__Aim__.
Strip the pictures and reproduce the rest of the listing exactly.

Figure record listings
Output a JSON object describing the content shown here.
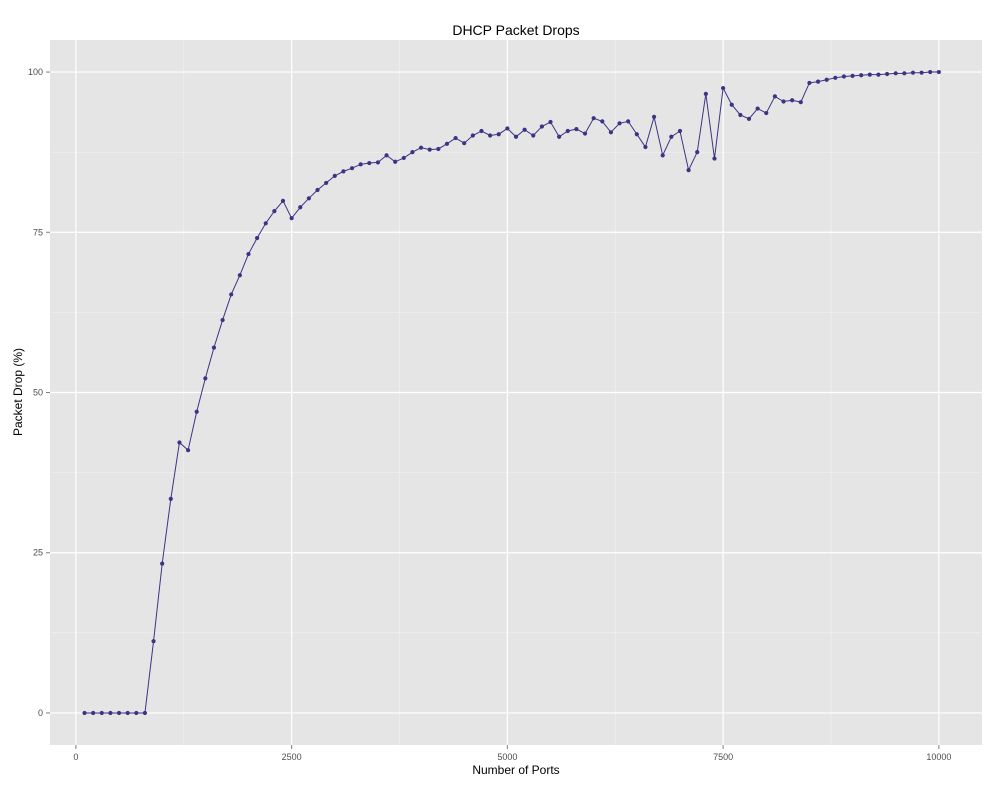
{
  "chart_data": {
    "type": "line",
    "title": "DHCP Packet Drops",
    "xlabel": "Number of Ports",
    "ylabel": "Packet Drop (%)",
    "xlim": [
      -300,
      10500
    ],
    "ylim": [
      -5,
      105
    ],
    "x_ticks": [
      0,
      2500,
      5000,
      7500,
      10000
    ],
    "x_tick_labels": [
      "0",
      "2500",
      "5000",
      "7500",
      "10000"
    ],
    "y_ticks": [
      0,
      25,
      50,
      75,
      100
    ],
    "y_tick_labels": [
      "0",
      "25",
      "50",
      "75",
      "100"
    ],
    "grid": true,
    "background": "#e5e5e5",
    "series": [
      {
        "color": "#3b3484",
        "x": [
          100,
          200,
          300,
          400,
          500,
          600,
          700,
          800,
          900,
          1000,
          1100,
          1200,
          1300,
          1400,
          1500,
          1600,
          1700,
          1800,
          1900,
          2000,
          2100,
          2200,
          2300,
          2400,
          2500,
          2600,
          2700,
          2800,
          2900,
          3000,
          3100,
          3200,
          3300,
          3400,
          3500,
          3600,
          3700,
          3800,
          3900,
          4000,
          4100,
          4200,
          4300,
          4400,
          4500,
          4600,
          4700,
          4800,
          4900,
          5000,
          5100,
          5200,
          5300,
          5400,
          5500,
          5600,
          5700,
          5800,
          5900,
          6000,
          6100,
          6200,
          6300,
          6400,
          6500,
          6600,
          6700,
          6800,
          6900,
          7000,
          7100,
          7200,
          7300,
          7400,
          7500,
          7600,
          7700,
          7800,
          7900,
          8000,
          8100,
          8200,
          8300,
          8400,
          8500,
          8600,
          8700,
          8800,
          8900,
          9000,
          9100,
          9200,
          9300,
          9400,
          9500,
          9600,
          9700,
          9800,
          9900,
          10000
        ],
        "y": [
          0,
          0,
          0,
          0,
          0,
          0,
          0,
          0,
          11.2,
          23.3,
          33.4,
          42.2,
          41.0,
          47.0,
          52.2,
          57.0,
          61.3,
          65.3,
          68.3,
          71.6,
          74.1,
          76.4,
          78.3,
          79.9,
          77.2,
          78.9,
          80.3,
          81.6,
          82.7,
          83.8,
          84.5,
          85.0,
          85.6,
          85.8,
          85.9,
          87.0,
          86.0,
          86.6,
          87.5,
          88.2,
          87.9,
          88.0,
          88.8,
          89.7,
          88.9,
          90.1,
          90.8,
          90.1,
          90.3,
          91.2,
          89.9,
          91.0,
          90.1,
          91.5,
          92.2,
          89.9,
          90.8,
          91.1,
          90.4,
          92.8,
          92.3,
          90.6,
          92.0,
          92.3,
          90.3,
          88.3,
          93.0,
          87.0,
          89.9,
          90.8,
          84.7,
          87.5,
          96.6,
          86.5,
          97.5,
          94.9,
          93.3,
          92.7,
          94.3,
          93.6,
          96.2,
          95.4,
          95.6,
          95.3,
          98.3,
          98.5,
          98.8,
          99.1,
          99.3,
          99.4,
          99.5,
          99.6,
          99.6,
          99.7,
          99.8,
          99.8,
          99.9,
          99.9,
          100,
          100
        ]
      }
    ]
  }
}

__Task solution__.
Output a JSON object describing the content shown here.
{
  "chart_data": {
    "type": "line",
    "title": "DHCP Packet Drops",
    "xlabel": "Number of Ports",
    "ylabel": "Packet Drop (%)",
    "xlim": [
      -300,
      10500
    ],
    "ylim": [
      -5,
      105
    ],
    "x_ticks": [
      0,
      2500,
      5000,
      7500,
      10000
    ],
    "x_tick_labels": [
      "0",
      "2500",
      "5000",
      "7500",
      "10000"
    ],
    "y_ticks": [
      0,
      25,
      50,
      75,
      100
    ],
    "y_tick_labels": [
      "0",
      "25",
      "50",
      "75",
      "100"
    ],
    "grid": true,
    "background": "#e5e5e5",
    "series": [
      {
        "color": "#3b3484",
        "x": [
          100,
          200,
          300,
          400,
          500,
          600,
          700,
          800,
          900,
          1000,
          1100,
          1200,
          1300,
          1400,
          1500,
          1600,
          1700,
          1800,
          1900,
          2000,
          2100,
          2200,
          2300,
          2400,
          2500,
          2600,
          2700,
          2800,
          2900,
          3000,
          3100,
          3200,
          3300,
          3400,
          3500,
          3600,
          3700,
          3800,
          3900,
          4000,
          4100,
          4200,
          4300,
          4400,
          4500,
          4600,
          4700,
          4800,
          4900,
          5000,
          5100,
          5200,
          5300,
          5400,
          5500,
          5600,
          5700,
          5800,
          5900,
          6000,
          6100,
          6200,
          6300,
          6400,
          6500,
          6600,
          6700,
          6800,
          6900,
          7000,
          7100,
          7200,
          7300,
          7400,
          7500,
          7600,
          7700,
          7800,
          7900,
          8000,
          8100,
          8200,
          8300,
          8400,
          8500,
          8600,
          8700,
          8800,
          8900,
          9000,
          9100,
          9200,
          9300,
          9400,
          9500,
          9600,
          9700,
          9800,
          9900,
          10000
        ],
        "y": [
          0,
          0,
          0,
          0,
          0,
          0,
          0,
          0,
          11.2,
          23.3,
          33.4,
          42.2,
          41.0,
          47.0,
          52.2,
          57.0,
          61.3,
          65.3,
          68.3,
          71.6,
          74.1,
          76.4,
          78.3,
          79.9,
          77.2,
          78.9,
          80.3,
          81.6,
          82.7,
          83.8,
          84.5,
          85.0,
          85.6,
          85.8,
          85.9,
          87.0,
          86.0,
          86.6,
          87.5,
          88.2,
          87.9,
          88.0,
          88.8,
          89.7,
          88.9,
          90.1,
          90.8,
          90.1,
          90.3,
          91.2,
          89.9,
          91.0,
          90.1,
          91.5,
          92.2,
          89.9,
          90.8,
          91.1,
          90.4,
          92.8,
          92.3,
          90.6,
          92.0,
          92.3,
          90.3,
          88.3,
          93.0,
          87.0,
          89.9,
          90.8,
          84.7,
          87.5,
          96.6,
          86.5,
          97.5,
          94.9,
          93.3,
          92.7,
          94.3,
          93.6,
          96.2,
          95.4,
          95.6,
          95.3,
          98.3,
          98.5,
          98.8,
          99.1,
          99.3,
          99.4,
          99.5,
          99.6,
          99.6,
          99.7,
          99.8,
          99.8,
          99.9,
          99.9,
          100,
          100
        ]
      }
    ]
  }
}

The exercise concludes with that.